*WRITTEN TASK*. Could you give the data below again, exactly and completely?

Saved data entries:
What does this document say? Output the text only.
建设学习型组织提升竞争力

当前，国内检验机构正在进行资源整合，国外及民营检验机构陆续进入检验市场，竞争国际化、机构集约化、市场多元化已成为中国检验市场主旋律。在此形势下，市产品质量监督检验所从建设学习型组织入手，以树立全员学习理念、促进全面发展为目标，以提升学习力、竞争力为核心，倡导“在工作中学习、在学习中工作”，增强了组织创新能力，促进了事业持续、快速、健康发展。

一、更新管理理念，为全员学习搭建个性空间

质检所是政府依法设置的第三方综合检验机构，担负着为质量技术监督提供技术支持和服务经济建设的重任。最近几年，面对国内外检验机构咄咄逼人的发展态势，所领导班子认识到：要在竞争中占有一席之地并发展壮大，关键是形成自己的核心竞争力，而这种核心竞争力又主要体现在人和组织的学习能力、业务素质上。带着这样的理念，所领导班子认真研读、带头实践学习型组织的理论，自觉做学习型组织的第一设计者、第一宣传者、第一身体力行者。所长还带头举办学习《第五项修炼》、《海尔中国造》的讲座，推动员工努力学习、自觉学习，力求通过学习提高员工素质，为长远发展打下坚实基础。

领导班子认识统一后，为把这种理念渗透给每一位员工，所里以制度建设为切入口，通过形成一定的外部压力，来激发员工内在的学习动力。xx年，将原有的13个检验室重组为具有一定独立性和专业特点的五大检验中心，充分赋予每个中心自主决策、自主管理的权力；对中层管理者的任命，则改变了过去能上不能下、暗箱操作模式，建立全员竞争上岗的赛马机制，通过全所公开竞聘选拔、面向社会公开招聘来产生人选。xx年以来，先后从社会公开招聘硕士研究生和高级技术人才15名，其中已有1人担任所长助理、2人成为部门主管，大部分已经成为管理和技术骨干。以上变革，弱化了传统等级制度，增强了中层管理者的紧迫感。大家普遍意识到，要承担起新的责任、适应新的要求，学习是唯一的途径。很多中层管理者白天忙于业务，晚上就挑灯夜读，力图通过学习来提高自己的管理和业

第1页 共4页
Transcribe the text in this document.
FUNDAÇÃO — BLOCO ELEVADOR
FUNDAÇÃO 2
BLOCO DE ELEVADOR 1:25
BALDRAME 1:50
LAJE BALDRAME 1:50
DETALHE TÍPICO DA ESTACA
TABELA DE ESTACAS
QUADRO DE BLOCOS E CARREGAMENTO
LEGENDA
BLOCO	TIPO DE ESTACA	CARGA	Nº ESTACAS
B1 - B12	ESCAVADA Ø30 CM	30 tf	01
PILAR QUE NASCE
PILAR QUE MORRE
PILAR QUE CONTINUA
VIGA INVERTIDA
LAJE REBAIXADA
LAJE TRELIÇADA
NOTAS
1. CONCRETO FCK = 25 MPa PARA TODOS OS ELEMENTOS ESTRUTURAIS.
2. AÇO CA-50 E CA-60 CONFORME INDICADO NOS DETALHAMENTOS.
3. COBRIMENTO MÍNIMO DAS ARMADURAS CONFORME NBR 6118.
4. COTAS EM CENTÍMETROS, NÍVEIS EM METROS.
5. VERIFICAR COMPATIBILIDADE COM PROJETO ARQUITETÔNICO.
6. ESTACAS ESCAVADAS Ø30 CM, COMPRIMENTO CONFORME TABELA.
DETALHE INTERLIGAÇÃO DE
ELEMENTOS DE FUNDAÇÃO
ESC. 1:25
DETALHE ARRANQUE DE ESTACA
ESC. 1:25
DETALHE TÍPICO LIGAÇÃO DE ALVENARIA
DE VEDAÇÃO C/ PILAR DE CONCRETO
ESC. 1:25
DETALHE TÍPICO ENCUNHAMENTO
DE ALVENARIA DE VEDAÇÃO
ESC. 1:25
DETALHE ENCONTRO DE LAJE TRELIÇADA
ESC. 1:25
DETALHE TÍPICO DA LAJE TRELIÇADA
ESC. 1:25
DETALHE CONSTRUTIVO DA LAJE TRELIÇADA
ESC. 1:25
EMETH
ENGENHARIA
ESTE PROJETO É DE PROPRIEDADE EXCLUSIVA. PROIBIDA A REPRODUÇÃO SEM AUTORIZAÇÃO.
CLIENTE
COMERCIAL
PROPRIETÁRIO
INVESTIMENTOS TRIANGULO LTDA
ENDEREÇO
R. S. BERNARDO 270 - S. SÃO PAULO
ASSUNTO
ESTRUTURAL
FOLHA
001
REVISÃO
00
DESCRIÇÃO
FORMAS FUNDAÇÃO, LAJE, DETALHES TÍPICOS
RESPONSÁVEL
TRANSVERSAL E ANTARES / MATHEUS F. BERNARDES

*TASK RESULT*.
What does this document say? Output the text only.
建设学习型组织提升竞争力

当前，国内检验机构正在进行资源整合，国外及民营检验机构陆续进入检验市场，竞争国际化、机构集约化、市场多元化已成为中国检验市场主旋律。在此形势下，市产品质量监督检验所从建设学习型组织入手，以树立全员学习理念、促进全面发展为目标，以提升学习力、竞争力为核心，倡导“在工作中学习、在学习中工作”，增强了组织创新能力，促进了事业持续、快速、健康发展。

一、更新管理理念，为全员学习搭建个性空间

质检所是政府依法设置的第三方综合检验机构，担负着为质量技术监督提供技术支持和服务经济建设的重任。最近几年，面对国内外检验机构咄咄逼人的发展态势，所领导班子认识到：要在竞争中占有一席之地并发展壮大，关键是形成自己的核心竞争力，而这种核心竞争力又主要体现在人和组织的学习能力、业务素质上。带着这样的理念，所领导班子认真研读、带头实践学习型组织的理论，自觉做学习型组织的第一设计者、第一宣传者、第一身体力行者。所长还带头举办学习《第五项修炼》、《海尔中国造》的讲座，推动员工努力学习、自觉学习，力求通过学习提高员工素质，为长远发展打下坚实基础。

领导班子认识统一后，为把这种理念渗透给每一位员工，所里以制度建设为切入口，通过形成一定的外部压力，来激发员工内在的学习动力。xx年，将原有的13个检验室重组为具有一定独立性和专业特点的五大检验中心，充分赋予每个中心自主决策、自主管理的权力；对中层管理者的任命，则改变了过去能上不能下、暗箱操作模式，建立全员竞争上岗的赛马机制，通过全所公开竞聘选拔、面向社会公开招聘来产生人选。xx年以来，先后从社会公开招聘硕士研究生和高级技术人才15名，其中已有1人担任所长助理、2人成为部门主管，大部分已经成为管理和技术骨干。以上变革，弱化了传统等级制度，增强了中层管理者的紧迫感。大家普遍意识到，要承担起新的责任、适应新的要求，学习是唯一的途径。很多中层管理者白天忙于业务，晚上就挑灯夜读，力图通过学习来提高自己的管理和业

第1页 共4页
Transcribe the text in this document.
FUNDAÇÃO — BLOCO ELEVADOR
FUNDAÇÃO 2
BLOCO DE ELEVADOR 1:25
BALDRAME 1:50
LAJE BALDRAME 1:50
DETALHE TÍPICO DA ESTACA
TABELA DE ESTACAS
QUADRO DE BLOCOS E CARREGAMENTO
LEGENDA
BLOCO	TIPO DE ESTACA	CARGA	Nº ESTACAS
B1 - B12	ESCAVADA Ø30 CM	30 tf	01
PILAR QUE NASCE
PILAR QUE MORRE
PILAR QUE CONTINUA
VIGA INVERTIDA
LAJE REBAIXADA
LAJE TRELIÇADA
NOTAS
1. CONCRETO FCK = 25 MPa PARA TODOS OS ELEMENTOS ESTRUTURAIS.
2. AÇO CA-50 E CA-60 CONFORME INDICADO NOS DETALHAMENTOS.
3. COBRIMENTO MÍNIMO DAS ARMADURAS CONFORME NBR 6118.
4. COTAS EM CENTÍMETROS, NÍVEIS EM METROS.
5. VERIFICAR COMPATIBILIDADE COM PROJETO ARQUITETÔNICO.
6. ESTACAS ESCAVADAS Ø30 CM, COMPRIMENTO CONFORME TABELA.
DETALHE INTERLIGAÇÃO DE
ELEMENTOS DE FUNDAÇÃO
ESC. 1:25
DETALHE ARRANQUE DE ESTACA
ESC. 1:25
DETALHE TÍPICO LIGAÇÃO DE ALVENARIA
DE VEDAÇÃO C/ PILAR DE CONCRETO
ESC. 1:25
DETALHE TÍPICO ENCUNHAMENTO
DE ALVENARIA DE VEDAÇÃO
ESC. 1:25
DETALHE ENCONTRO DE LAJE TRELIÇADA
ESC. 1:25
DETALHE TÍPICO DA LAJE TRELIÇADA
ESC. 1:25
DETALHE CONSTRUTIVO DA LAJE TRELIÇADA
ESC. 1:25
EMETH
ENGENHARIA
ESTE PROJETO É DE PROPRIEDADE EXCLUSIVA. PROIBIDA A REPRODUÇÃO SEM AUTORIZAÇÃO.
CLIENTE
COMERCIAL
PROPRIETÁRIO
INVESTIMENTOS TRIANGULO LTDA
ENDEREÇO
R. S. BERNARDO 270 - S. SÃO PAULO
ASSUNTO
ESTRUTURAL
FOLHA
001
REVISÃO
00
DESCRIÇÃO
FORMAS FUNDAÇÃO, LAJE, DETALHES TÍPICOS
RESPONSÁVEL
TRANSVERSAL E ANTARES / MATHEUS F. BERNARDES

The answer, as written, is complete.